Images must not appear in your copy; reproduce every other part of the records exactly.

Dataset rows:
━━━━━━━━
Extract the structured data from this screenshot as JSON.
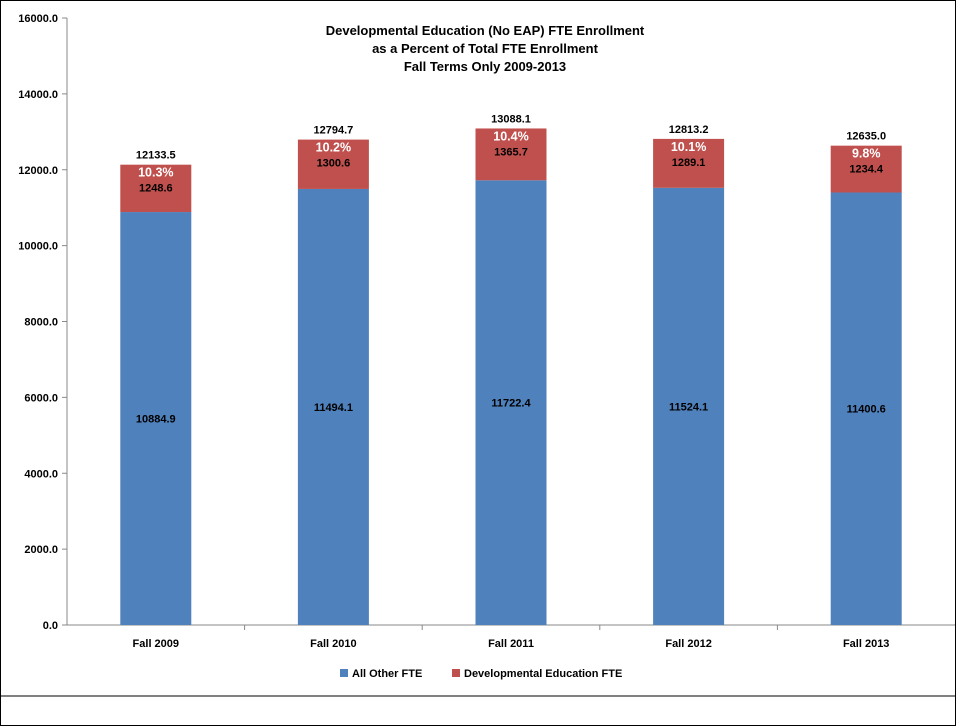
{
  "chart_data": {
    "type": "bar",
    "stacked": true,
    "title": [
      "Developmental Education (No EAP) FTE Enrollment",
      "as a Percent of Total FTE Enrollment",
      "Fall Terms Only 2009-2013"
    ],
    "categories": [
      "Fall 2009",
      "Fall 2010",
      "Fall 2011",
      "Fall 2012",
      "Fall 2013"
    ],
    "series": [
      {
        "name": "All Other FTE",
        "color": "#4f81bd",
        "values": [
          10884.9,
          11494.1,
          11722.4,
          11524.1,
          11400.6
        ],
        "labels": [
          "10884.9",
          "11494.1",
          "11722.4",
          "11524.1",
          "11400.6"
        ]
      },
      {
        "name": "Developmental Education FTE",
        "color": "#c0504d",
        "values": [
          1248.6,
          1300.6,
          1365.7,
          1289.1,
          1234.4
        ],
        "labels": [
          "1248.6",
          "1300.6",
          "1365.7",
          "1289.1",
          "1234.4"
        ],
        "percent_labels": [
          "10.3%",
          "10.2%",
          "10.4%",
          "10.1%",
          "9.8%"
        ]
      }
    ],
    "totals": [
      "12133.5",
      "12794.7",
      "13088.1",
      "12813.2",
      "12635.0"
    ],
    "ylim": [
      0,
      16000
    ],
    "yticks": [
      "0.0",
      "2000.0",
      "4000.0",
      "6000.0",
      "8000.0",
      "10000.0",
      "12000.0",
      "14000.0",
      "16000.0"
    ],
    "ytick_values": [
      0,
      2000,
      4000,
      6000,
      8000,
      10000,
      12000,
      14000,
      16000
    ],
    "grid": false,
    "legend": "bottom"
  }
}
━━━━━━━━
Exercise solution:
Extract the structured data from this screenshot as JSON.
{
  "chart_data": {
    "type": "bar",
    "stacked": true,
    "title": [
      "Developmental Education (No EAP) FTE Enrollment",
      "as a Percent of Total FTE Enrollment",
      "Fall Terms Only 2009-2013"
    ],
    "categories": [
      "Fall 2009",
      "Fall 2010",
      "Fall 2011",
      "Fall 2012",
      "Fall 2013"
    ],
    "series": [
      {
        "name": "All Other FTE",
        "color": "#4f81bd",
        "values": [
          10884.9,
          11494.1,
          11722.4,
          11524.1,
          11400.6
        ],
        "labels": [
          "10884.9",
          "11494.1",
          "11722.4",
          "11524.1",
          "11400.6"
        ]
      },
      {
        "name": "Developmental Education FTE",
        "color": "#c0504d",
        "values": [
          1248.6,
          1300.6,
          1365.7,
          1289.1,
          1234.4
        ],
        "labels": [
          "1248.6",
          "1300.6",
          "1365.7",
          "1289.1",
          "1234.4"
        ],
        "percent_labels": [
          "10.3%",
          "10.2%",
          "10.4%",
          "10.1%",
          "9.8%"
        ]
      }
    ],
    "totals": [
      "12133.5",
      "12794.7",
      "13088.1",
      "12813.2",
      "12635.0"
    ],
    "ylim": [
      0,
      16000
    ],
    "yticks": [
      "0.0",
      "2000.0",
      "4000.0",
      "6000.0",
      "8000.0",
      "10000.0",
      "12000.0",
      "14000.0",
      "16000.0"
    ],
    "ytick_values": [
      0,
      2000,
      4000,
      6000,
      8000,
      10000,
      12000,
      14000,
      16000
    ],
    "grid": false,
    "legend": "bottom"
  }
}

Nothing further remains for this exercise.